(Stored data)
* * * * * * * * *
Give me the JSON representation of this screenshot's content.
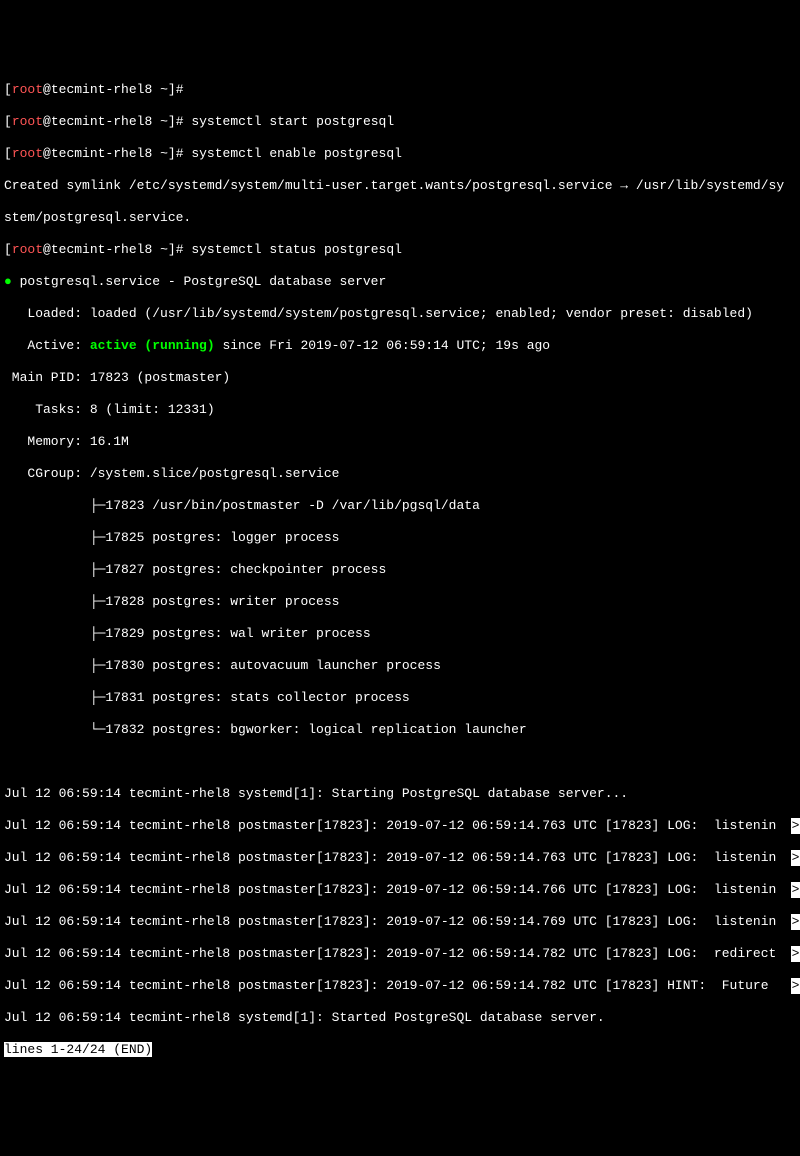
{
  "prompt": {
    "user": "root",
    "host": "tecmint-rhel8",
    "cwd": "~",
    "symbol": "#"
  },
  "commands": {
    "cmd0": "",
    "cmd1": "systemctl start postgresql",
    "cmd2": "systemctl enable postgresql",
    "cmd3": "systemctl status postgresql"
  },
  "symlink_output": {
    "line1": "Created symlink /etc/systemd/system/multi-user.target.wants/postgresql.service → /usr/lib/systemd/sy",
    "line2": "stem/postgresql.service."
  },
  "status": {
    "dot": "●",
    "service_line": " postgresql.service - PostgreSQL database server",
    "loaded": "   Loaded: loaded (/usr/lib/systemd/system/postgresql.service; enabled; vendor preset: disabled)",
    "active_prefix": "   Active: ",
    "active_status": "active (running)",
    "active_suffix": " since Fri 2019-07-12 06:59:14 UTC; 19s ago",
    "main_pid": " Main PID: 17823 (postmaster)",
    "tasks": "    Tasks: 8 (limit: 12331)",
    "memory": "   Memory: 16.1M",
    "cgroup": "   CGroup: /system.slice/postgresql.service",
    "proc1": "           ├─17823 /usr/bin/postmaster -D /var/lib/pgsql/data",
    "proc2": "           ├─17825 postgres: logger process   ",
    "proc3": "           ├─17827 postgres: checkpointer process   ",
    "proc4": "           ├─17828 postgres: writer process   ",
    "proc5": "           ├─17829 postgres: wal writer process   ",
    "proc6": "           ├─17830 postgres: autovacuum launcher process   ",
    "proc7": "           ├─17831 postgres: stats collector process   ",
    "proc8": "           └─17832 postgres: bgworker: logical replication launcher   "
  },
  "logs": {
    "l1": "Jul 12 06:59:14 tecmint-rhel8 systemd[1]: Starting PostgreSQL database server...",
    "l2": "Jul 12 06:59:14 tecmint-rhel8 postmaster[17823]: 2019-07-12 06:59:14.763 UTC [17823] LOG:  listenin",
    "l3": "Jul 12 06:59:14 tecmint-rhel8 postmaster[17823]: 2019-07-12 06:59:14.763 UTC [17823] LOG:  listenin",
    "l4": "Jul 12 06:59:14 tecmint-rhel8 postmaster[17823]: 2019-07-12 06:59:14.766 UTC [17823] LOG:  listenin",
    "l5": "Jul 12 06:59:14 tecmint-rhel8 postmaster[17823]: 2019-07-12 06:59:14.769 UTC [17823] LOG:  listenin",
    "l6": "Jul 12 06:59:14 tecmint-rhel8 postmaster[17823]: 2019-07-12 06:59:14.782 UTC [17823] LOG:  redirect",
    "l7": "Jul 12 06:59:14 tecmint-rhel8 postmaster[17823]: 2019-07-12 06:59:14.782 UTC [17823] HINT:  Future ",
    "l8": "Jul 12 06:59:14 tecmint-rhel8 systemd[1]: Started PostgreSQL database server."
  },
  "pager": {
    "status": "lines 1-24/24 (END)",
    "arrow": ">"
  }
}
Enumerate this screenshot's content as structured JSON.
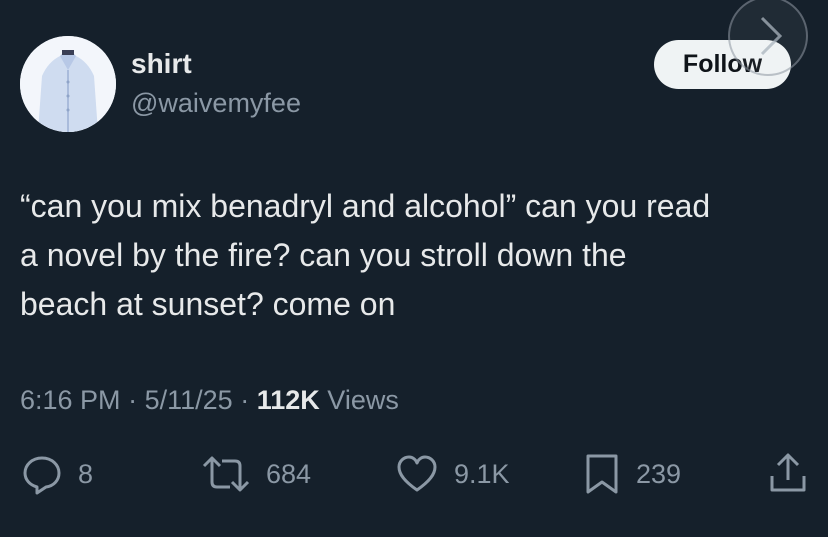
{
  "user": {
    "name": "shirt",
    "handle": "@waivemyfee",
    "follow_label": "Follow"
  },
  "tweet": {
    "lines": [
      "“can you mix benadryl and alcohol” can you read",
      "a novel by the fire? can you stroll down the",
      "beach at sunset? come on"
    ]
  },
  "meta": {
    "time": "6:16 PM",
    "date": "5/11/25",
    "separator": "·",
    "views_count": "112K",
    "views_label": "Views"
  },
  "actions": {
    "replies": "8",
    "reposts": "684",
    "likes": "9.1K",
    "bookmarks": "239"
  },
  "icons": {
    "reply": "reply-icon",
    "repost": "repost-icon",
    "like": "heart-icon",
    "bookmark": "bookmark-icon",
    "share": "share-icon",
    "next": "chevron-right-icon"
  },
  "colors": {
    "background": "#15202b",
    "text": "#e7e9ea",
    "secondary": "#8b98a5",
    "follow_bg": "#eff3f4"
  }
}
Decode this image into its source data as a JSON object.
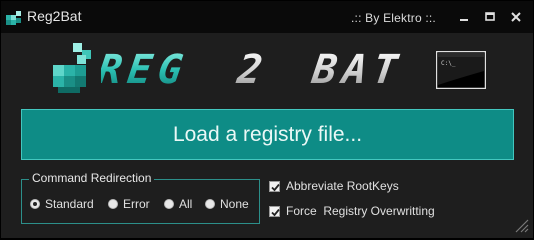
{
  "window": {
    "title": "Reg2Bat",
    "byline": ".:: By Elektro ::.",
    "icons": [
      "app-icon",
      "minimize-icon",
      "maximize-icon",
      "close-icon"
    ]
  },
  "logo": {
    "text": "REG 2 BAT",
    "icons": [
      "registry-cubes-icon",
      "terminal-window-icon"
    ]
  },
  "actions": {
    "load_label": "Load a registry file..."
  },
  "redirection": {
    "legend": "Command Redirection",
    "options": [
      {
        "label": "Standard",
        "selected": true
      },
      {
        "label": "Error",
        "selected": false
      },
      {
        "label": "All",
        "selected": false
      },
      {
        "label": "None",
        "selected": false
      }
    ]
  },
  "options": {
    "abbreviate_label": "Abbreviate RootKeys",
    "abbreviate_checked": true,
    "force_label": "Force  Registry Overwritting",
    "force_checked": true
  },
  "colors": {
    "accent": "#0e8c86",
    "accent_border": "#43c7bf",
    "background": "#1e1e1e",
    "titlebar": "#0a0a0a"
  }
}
* * * * * * * * *
§ **PROBLEM TO SOLVE**
From the material above, gather all lines that include the string "database" and copy them.

§ **RESULT**
    "service_line": " postgresql.service - PostgreSQL database server",
    "l1": "Jul 12 06:59:14 tecmint-rhel8 systemd[1]: Starting PostgreSQL database server...",
    "l8": "Jul 12 06:59:14 tecmint-rhel8 systemd[1]: Started PostgreSQL database server."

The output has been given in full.